▶ [DIRECTIONS FOR THIS TASK] Reproduce each line from the records that holds "name".

** START GIVEN DATA **

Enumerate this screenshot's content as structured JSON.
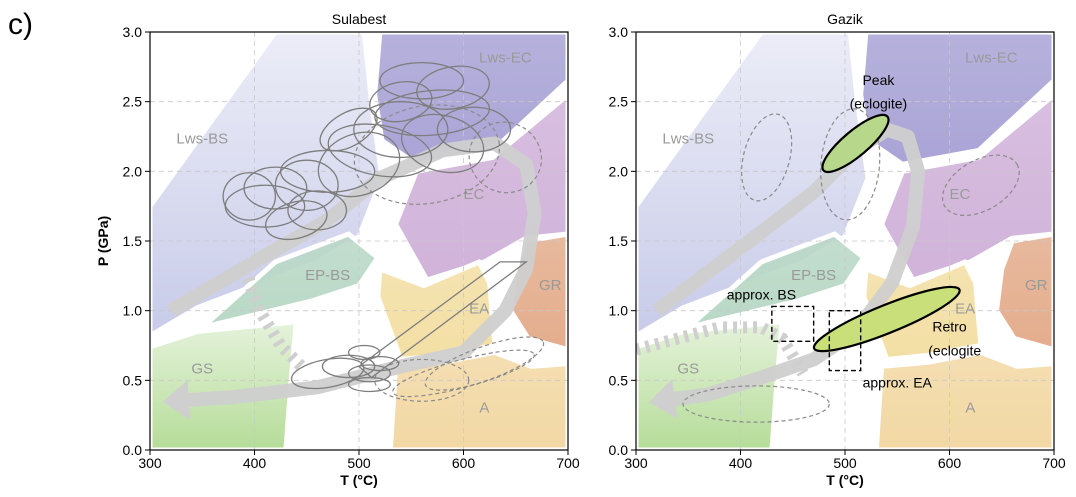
{
  "figure": {
    "panel_label": "c)"
  },
  "chart_data": [
    {
      "type": "scatter",
      "title": "Sulabest",
      "xlabel": "T (°C)",
      "ylabel": "P (GPa)",
      "xlim": [
        300,
        700
      ],
      "ylim": [
        0.0,
        3.0
      ],
      "xticks": [
        300,
        400,
        500,
        600,
        700
      ],
      "yticks": [
        "0.0",
        "0.5",
        "1.0",
        "1.5",
        "2.0",
        "2.5",
        "3.0"
      ],
      "grid": true,
      "facies": [
        {
          "label": "Lws-EC",
          "color": "#a9a4d6",
          "x": 640,
          "y": 2.78,
          "poly": [
            [
              520,
              3.0
            ],
            [
              700,
              3.0
            ],
            [
              700,
              2.65
            ],
            [
              628,
              2.15
            ],
            [
              555,
              2.05
            ],
            [
              522,
              2.22
            ],
            [
              515,
              2.55
            ]
          ]
        },
        {
          "label": "Lws-BS",
          "color": "#c8cbe9",
          "x": 350,
          "y": 2.2,
          "poly": [
            [
              300,
              1.75
            ],
            [
              300,
              0.82
            ],
            [
              345,
              1.02
            ],
            [
              460,
              1.35
            ],
            [
              500,
              1.53
            ],
            [
              522,
              1.95
            ],
            [
              512,
              2.5
            ],
            [
              505,
              3.0
            ],
            [
              420,
              3.0
            ]
          ]
        },
        {
          "label": "EC",
          "color": "#d1b3da",
          "x": 610,
          "y": 1.8,
          "poly": [
            [
              535,
              1.62
            ],
            [
              555,
              2.0
            ],
            [
              628,
              2.1
            ],
            [
              700,
              2.55
            ],
            [
              700,
              1.55
            ],
            [
              660,
              1.52
            ],
            [
              620,
              1.35
            ],
            [
              565,
              1.22
            ]
          ]
        },
        {
          "label": "EP-BS",
          "color": "#b9d8c6",
          "x": 470,
          "y": 1.22,
          "poly": [
            [
              350,
              0.88
            ],
            [
              455,
              1.07
            ],
            [
              500,
              1.18
            ],
            [
              518,
              1.38
            ],
            [
              490,
              1.55
            ],
            [
              420,
              1.35
            ]
          ]
        },
        {
          "label": "GS",
          "color": "#b5dc98",
          "x": 350,
          "y": 0.55,
          "poly": [
            [
              300,
              0.74
            ],
            [
              300,
              0.0
            ],
            [
              430,
              0.0
            ],
            [
              435,
              0.5
            ],
            [
              440,
              0.92
            ],
            [
              345,
              0.85
            ]
          ]
        },
        {
          "label": "EA",
          "color": "#f3dfa4",
          "x": 615,
          "y": 0.98,
          "poly": [
            [
              518,
              1.1
            ],
            [
              520,
              1.3
            ],
            [
              562,
              1.18
            ],
            [
              615,
              1.35
            ],
            [
              625,
              1.2
            ],
            [
              630,
              0.75
            ],
            [
              580,
              0.68
            ],
            [
              540,
              0.65
            ]
          ]
        },
        {
          "label": "GR",
          "color": "#e4ad8d",
          "x": 683,
          "y": 1.15,
          "poly": [
            [
              660,
              1.5
            ],
            [
              700,
              1.55
            ],
            [
              700,
              0.72
            ],
            [
              662,
              0.8
            ],
            [
              645,
              1.0
            ],
            [
              650,
              1.3
            ]
          ]
        },
        {
          "label": "A",
          "color": "#f2d8a4",
          "x": 620,
          "y": 0.27,
          "poly": [
            [
              530,
              0.0
            ],
            [
              700,
              0.0
            ],
            [
              700,
              0.62
            ],
            [
              665,
              0.6
            ],
            [
              630,
              0.7
            ],
            [
              580,
              0.63
            ],
            [
              535,
              0.6
            ]
          ]
        }
      ],
      "labels": [],
      "path_arrow": {
        "color": "#cfcfcf",
        "points": [
          [
            320,
            1.0
          ],
          [
            400,
            1.35
          ],
          [
            470,
            1.65
          ],
          [
            520,
            1.95
          ],
          [
            580,
            2.15
          ],
          [
            630,
            2.2
          ],
          [
            660,
            2.05
          ],
          [
            668,
            1.7
          ],
          [
            660,
            1.3
          ],
          [
            640,
            1.0
          ],
          [
            600,
            0.7
          ],
          [
            540,
            0.6
          ],
          [
            460,
            0.45
          ],
          [
            380,
            0.38
          ],
          [
            320,
            0.35
          ]
        ]
      },
      "dashed_path": {
        "color": "#cfcfcf",
        "points": [
          [
            390,
            1.3
          ],
          [
            405,
            1.0
          ],
          [
            425,
            0.75
          ],
          [
            445,
            0.6
          ]
        ]
      },
      "ellipses_solid": [
        {
          "x": 560,
          "y": 2.65,
          "rx": 40,
          "ry": 0.13,
          "rot": 0
        },
        {
          "x": 590,
          "y": 2.6,
          "rx": 35,
          "ry": 0.15,
          "rot": -10
        },
        {
          "x": 570,
          "y": 2.42,
          "rx": 55,
          "ry": 0.16,
          "rot": -5
        },
        {
          "x": 540,
          "y": 2.3,
          "rx": 45,
          "ry": 0.2,
          "rot": 0
        },
        {
          "x": 520,
          "y": 2.15,
          "rx": 50,
          "ry": 0.18,
          "rot": 10
        },
        {
          "x": 500,
          "y": 2.05,
          "rx": 40,
          "ry": 0.22,
          "rot": -20
        },
        {
          "x": 470,
          "y": 2.0,
          "rx": 45,
          "ry": 0.15,
          "rot": 0
        },
        {
          "x": 450,
          "y": 1.9,
          "rx": 30,
          "ry": 0.18,
          "rot": 0
        },
        {
          "x": 420,
          "y": 1.88,
          "rx": 30,
          "ry": 0.15,
          "rot": 0
        },
        {
          "x": 410,
          "y": 1.75,
          "rx": 38,
          "ry": 0.15,
          "rot": 0
        },
        {
          "x": 440,
          "y": 1.65,
          "rx": 30,
          "ry": 0.13,
          "rot": -15
        },
        {
          "x": 460,
          "y": 1.72,
          "rx": 28,
          "ry": 0.14,
          "rot": 0
        },
        {
          "x": 395,
          "y": 1.82,
          "rx": 25,
          "ry": 0.17,
          "rot": 0
        },
        {
          "x": 580,
          "y": 2.2,
          "rx": 40,
          "ry": 0.2,
          "rot": 15
        },
        {
          "x": 610,
          "y": 2.3,
          "rx": 35,
          "ry": 0.16,
          "rot": 0
        },
        {
          "x": 540,
          "y": 2.5,
          "rx": 30,
          "ry": 0.14,
          "rot": -10
        },
        {
          "x": 490,
          "y": 2.3,
          "rx": 30,
          "ry": 0.12,
          "rot": -30
        },
        {
          "x": 470,
          "y": 0.55,
          "rx": 35,
          "ry": 0.1,
          "rot": -10
        },
        {
          "x": 490,
          "y": 0.6,
          "rx": 25,
          "ry": 0.08,
          "rot": 0
        },
        {
          "x": 510,
          "y": 0.55,
          "rx": 20,
          "ry": 0.06,
          "rot": 0
        },
        {
          "x": 505,
          "y": 0.7,
          "rx": 15,
          "ry": 0.05,
          "rot": 0
        },
        {
          "x": 510,
          "y": 0.47,
          "rx": 20,
          "ry": 0.05,
          "rot": 0
        },
        {
          "x": 520,
          "y": 0.62,
          "rx": 18,
          "ry": 0.05,
          "rot": 0
        }
      ],
      "ellipses_dashed": [
        {
          "x": 565,
          "y": 2.12,
          "rx": 70,
          "ry": 0.35,
          "rot": -10
        },
        {
          "x": 640,
          "y": 2.1,
          "rx": 35,
          "ry": 0.25,
          "rot": 30
        },
        {
          "x": 600,
          "y": 0.55,
          "rx": 70,
          "ry": 0.1,
          "rot": -15
        },
        {
          "x": 560,
          "y": 0.5,
          "rx": 45,
          "ry": 0.15,
          "rot": 0
        },
        {
          "x": 620,
          "y": 0.62,
          "rx": 60,
          "ry": 0.12,
          "rot": -20
        }
      ],
      "parallelogram": [
        [
          512,
          0.52
        ],
        [
          660,
          1.35
        ],
        [
          635,
          1.35
        ],
        [
          500,
          0.6
        ]
      ]
    },
    {
      "type": "scatter",
      "title": "Gazik",
      "xlabel": "T (°C)",
      "ylabel": "",
      "xlim": [
        300,
        700
      ],
      "ylim": [
        0.0,
        3.0
      ],
      "xticks": [
        300,
        400,
        500,
        600,
        700
      ],
      "yticks": [
        "0.0",
        "0.5",
        "1.0",
        "1.5",
        "2.0",
        "2.5",
        "3.0"
      ],
      "grid": true,
      "facies": [
        {
          "label": "Lws-EC",
          "color": "#a9a4d6",
          "x": 640,
          "y": 2.78,
          "poly": [
            [
              520,
              3.0
            ],
            [
              700,
              3.0
            ],
            [
              700,
              2.65
            ],
            [
              628,
              2.15
            ],
            [
              555,
              2.05
            ],
            [
              522,
              2.22
            ],
            [
              515,
              2.55
            ]
          ]
        },
        {
          "label": "Lws-BS",
          "color": "#c8cbe9",
          "x": 350,
          "y": 2.2,
          "poly": [
            [
              300,
              1.75
            ],
            [
              300,
              0.82
            ],
            [
              345,
              1.02
            ],
            [
              460,
              1.35
            ],
            [
              500,
              1.53
            ],
            [
              522,
              1.95
            ],
            [
              512,
              2.5
            ],
            [
              505,
              3.0
            ],
            [
              420,
              3.0
            ]
          ]
        },
        {
          "label": "EC",
          "color": "#d1b3da",
          "x": 610,
          "y": 1.8,
          "poly": [
            [
              535,
              1.62
            ],
            [
              555,
              2.0
            ],
            [
              628,
              2.1
            ],
            [
              700,
              2.55
            ],
            [
              700,
              1.55
            ],
            [
              660,
              1.52
            ],
            [
              620,
              1.35
            ],
            [
              565,
              1.22
            ]
          ]
        },
        {
          "label": "EP-BS",
          "color": "#b9d8c6",
          "x": 470,
          "y": 1.22,
          "poly": [
            [
              350,
              0.88
            ],
            [
              455,
              1.07
            ],
            [
              500,
              1.18
            ],
            [
              518,
              1.38
            ],
            [
              490,
              1.55
            ],
            [
              420,
              1.35
            ]
          ]
        },
        {
          "label": "GS",
          "color": "#b5dc98",
          "x": 350,
          "y": 0.55,
          "poly": [
            [
              300,
              0.74
            ],
            [
              300,
              0.0
            ],
            [
              430,
              0.0
            ],
            [
              435,
              0.5
            ],
            [
              440,
              0.92
            ],
            [
              345,
              0.85
            ]
          ]
        },
        {
          "label": "EA",
          "color": "#f3dfa4",
          "x": 615,
          "y": 0.98,
          "poly": [
            [
              518,
              1.1
            ],
            [
              520,
              1.3
            ],
            [
              562,
              1.18
            ],
            [
              615,
              1.35
            ],
            [
              625,
              1.2
            ],
            [
              630,
              0.75
            ],
            [
              580,
              0.68
            ],
            [
              540,
              0.65
            ]
          ]
        },
        {
          "label": "GR",
          "color": "#e4ad8d",
          "x": 683,
          "y": 1.15,
          "poly": [
            [
              660,
              1.5
            ],
            [
              700,
              1.55
            ],
            [
              700,
              0.72
            ],
            [
              662,
              0.8
            ],
            [
              645,
              1.0
            ],
            [
              650,
              1.3
            ]
          ]
        },
        {
          "label": "A",
          "color": "#f2d8a4",
          "x": 620,
          "y": 0.27,
          "poly": [
            [
              530,
              0.0
            ],
            [
              700,
              0.0
            ],
            [
              700,
              0.62
            ],
            [
              665,
              0.6
            ],
            [
              630,
              0.7
            ],
            [
              580,
              0.63
            ],
            [
              535,
              0.6
            ]
          ]
        }
      ],
      "labels": [
        {
          "text": "Peak",
          "x": 532,
          "y": 2.62
        },
        {
          "text": "(eclogite)",
          "x": 532,
          "y": 2.45
        },
        {
          "text": "approx. BS",
          "x": 420,
          "y": 1.08
        },
        {
          "text": "Retro",
          "x": 600,
          "y": 0.85
        },
        {
          "text": "(eclogite",
          "x": 605,
          "y": 0.68
        },
        {
          "text": "approx. EA",
          "x": 550,
          "y": 0.45
        }
      ],
      "path_arrow": {
        "color": "#cfcfcf",
        "points": [
          [
            320,
            1.0
          ],
          [
            400,
            1.45
          ],
          [
            470,
            1.85
          ],
          [
            510,
            2.15
          ],
          [
            540,
            2.3
          ],
          [
            560,
            2.25
          ],
          [
            570,
            2.0
          ],
          [
            565,
            1.6
          ],
          [
            545,
            1.2
          ],
          [
            510,
            0.85
          ],
          [
            470,
            0.65
          ],
          [
            420,
            0.52
          ],
          [
            370,
            0.4
          ],
          [
            320,
            0.35
          ]
        ]
      },
      "dashed_path": {
        "color": "#cfcfcf",
        "points": [
          [
            300,
            0.72
          ],
          [
            380,
            0.88
          ],
          [
            420,
            0.88
          ],
          [
            440,
            0.8
          ],
          [
            460,
            0.55
          ]
        ]
      },
      "ellipses_solid": [],
      "ellipses_dashed": [
        {
          "x": 425,
          "y": 2.1,
          "rx": 22,
          "ry": 0.32,
          "rot": 15
        },
        {
          "x": 505,
          "y": 2.05,
          "rx": 28,
          "ry": 0.4,
          "rot": 5
        },
        {
          "x": 630,
          "y": 1.9,
          "rx": 40,
          "ry": 0.18,
          "rot": -30
        },
        {
          "x": 415,
          "y": 0.33,
          "rx": 70,
          "ry": 0.13,
          "rot": 0
        }
      ],
      "highlight_ellipses": [
        {
          "name": "peak",
          "x": 510,
          "y": 2.2,
          "rx": 40,
          "ry": 0.09,
          "rot": -40,
          "color": "#b7d88a"
        },
        {
          "name": "retro",
          "x": 540,
          "y": 0.94,
          "rx": 75,
          "ry": 0.1,
          "rot": -22,
          "color": "#c9e07a"
        }
      ],
      "dashed_boxes": [
        {
          "name": "approx-bs",
          "x0": 430,
          "x1": 470,
          "y0": 0.78,
          "y1": 1.03
        },
        {
          "name": "approx-ea",
          "x0": 485,
          "x1": 515,
          "y0": 0.57,
          "y1": 1.0
        }
      ]
    }
  ]
}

** END GIVEN DATA **

▶ [COMPLETE RESPONSE]
          "name": "peak",
          "name": "retro",
          "name": "approx-bs",
          "name": "approx-ea",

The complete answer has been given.